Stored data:
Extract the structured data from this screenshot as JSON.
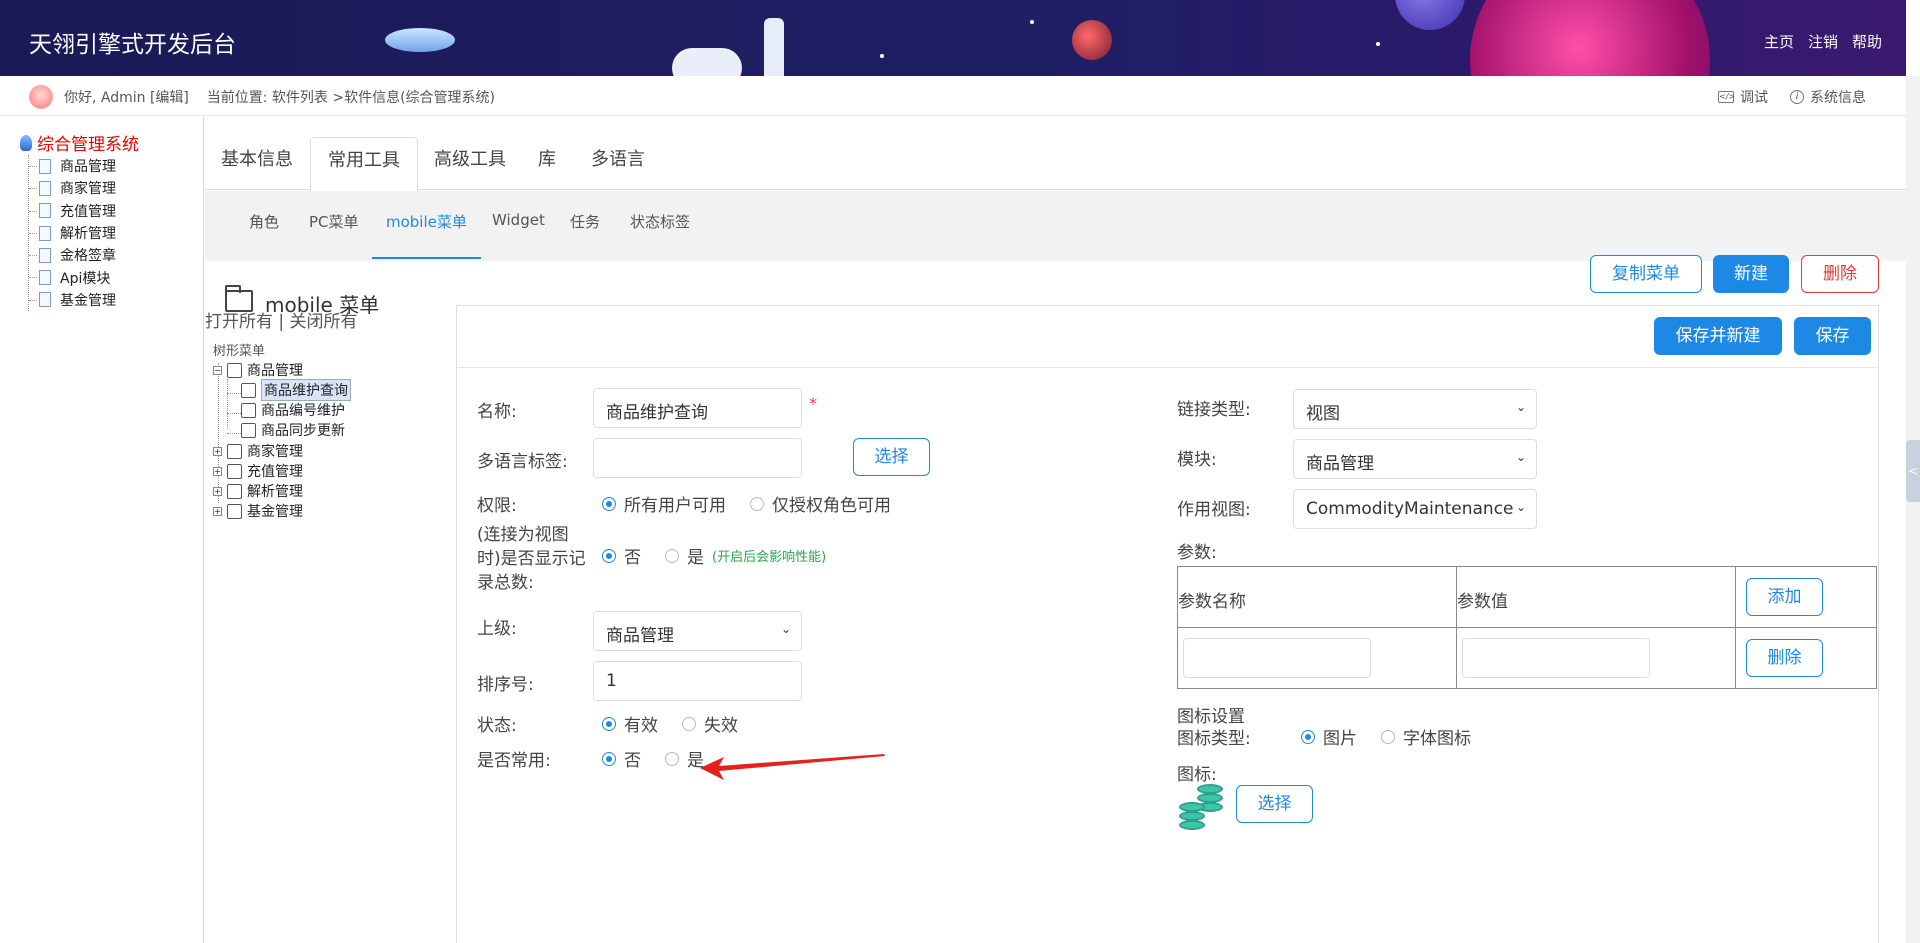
{
  "header": {
    "title": "天翎引擎式开发后台",
    "nav": [
      "主页",
      "注销",
      "帮助"
    ]
  },
  "subbar": {
    "greeting": "你好, Admin [编辑]",
    "breadcrumb": "当前位置: 软件列表 >软件信息(综合管理系统)",
    "debug": "调试",
    "sysinfo": "系统信息"
  },
  "sidebar": {
    "root": "综合管理系统",
    "items": [
      "商品管理",
      "商家管理",
      "充值管理",
      "解析管理",
      "金格签章",
      "Api模块",
      "基金管理"
    ]
  },
  "tabs": [
    "基本信息",
    "常用工具",
    "高级工具",
    "库",
    "多语言"
  ],
  "subtabs": [
    "角色",
    "PC菜单",
    "mobile菜单",
    "Widget",
    "任务",
    "状态标签"
  ],
  "page": {
    "title": "mobile 菜单",
    "copy_btn": "复制菜单",
    "new_btn": "新建",
    "delete_btn": "删除"
  },
  "tree": {
    "open_all": "打开所有",
    "sep": " | ",
    "close_all": "关闭所有",
    "head": "树形菜单",
    "nodes": [
      {
        "label": "商品管理",
        "exp": "−"
      },
      {
        "label": "商品维护查询"
      },
      {
        "label": "商品编号维护"
      },
      {
        "label": "商品同步更新"
      },
      {
        "label": "商家管理",
        "exp": "+"
      },
      {
        "label": "充值管理",
        "exp": "+"
      },
      {
        "label": "解析管理",
        "exp": "+"
      },
      {
        "label": "基金管理",
        "exp": "+"
      }
    ]
  },
  "form": {
    "save_new_btn": "保存并新建",
    "save_btn": "保存",
    "name_label": "名称:",
    "name_value": "商品维护查询",
    "required_mark": "*",
    "i18n_label": "多语言标签:",
    "choose_btn": "选择",
    "perm_label": "权限:",
    "perm_opts": [
      "所有用户可用",
      "仅授权角色可用"
    ],
    "count_label": "(连接为视图时)是否显示记录总数:",
    "no": "否",
    "yes": "是",
    "count_note": "(开启后会影响性能)",
    "parent_label": "上级:",
    "parent_value": "商品管理",
    "order_label": "排序号:",
    "order_value": "1",
    "status_label": "状态:",
    "status_opts": [
      "有效",
      "失效"
    ],
    "common_label": "是否常用:",
    "link_label": "链接类型:",
    "link_value": "视图",
    "module_label": "模块:",
    "module_value": "商品管理",
    "view_label": "作用视图:",
    "view_value": "CommodityMaintenance",
    "params_label": "参数:",
    "param_name_col": "参数名称",
    "param_value_col": "参数值",
    "add_btn": "添加",
    "row_delete_btn": "删除",
    "icon_settings": "图标设置",
    "icon_type_label": "图标类型:",
    "icon_type_opts": [
      "图片",
      "字体图标"
    ],
    "icon_label": "图标:",
    "icon_choose_btn": "选择"
  },
  "colors": {
    "accent": "#1e88e5",
    "danger": "#e53935",
    "header_bg": "#1f1f66",
    "note_green": "#2ea34a"
  }
}
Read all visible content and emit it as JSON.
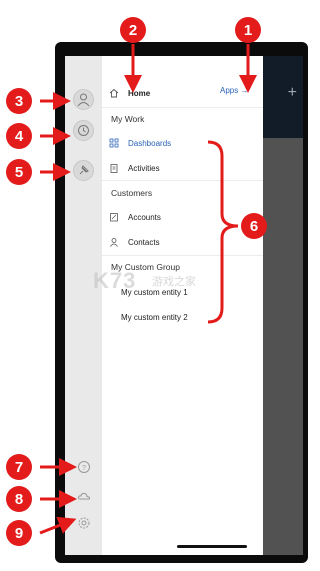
{
  "nav": {
    "home": "Home",
    "apps": "Apps →",
    "sections": {
      "my_work": "My Work",
      "customers": "Customers",
      "custom_group": "My Custom Group"
    },
    "items": {
      "dashboards": "Dashboards",
      "activities": "Activities",
      "accounts": "Accounts",
      "contacts": "Contacts",
      "custom1": "My custom entity 1",
      "custom2": "My custom entity 2"
    }
  },
  "callouts": [
    "1",
    "2",
    "3",
    "4",
    "5",
    "6",
    "7",
    "8",
    "9"
  ],
  "watermark": {
    "logo": "K73",
    "text": "游戏之家"
  },
  "colors": {
    "accent": "#2a62b8",
    "callout": "#e31b1b"
  },
  "icons": {
    "home": "home-icon",
    "dashboards": "dashboard-icon",
    "activities": "clipboard-icon",
    "accounts": "building-icon",
    "contacts": "person-icon",
    "profile": "profile-icon",
    "recent": "clock-icon",
    "pinned": "pin-icon",
    "help": "help-icon",
    "sync": "cloud-icon",
    "settings": "gear-icon"
  }
}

**What needs to be done:**
Say how many lines above contain the string "dashboards". Answer with the number only.

**Answer below:**
2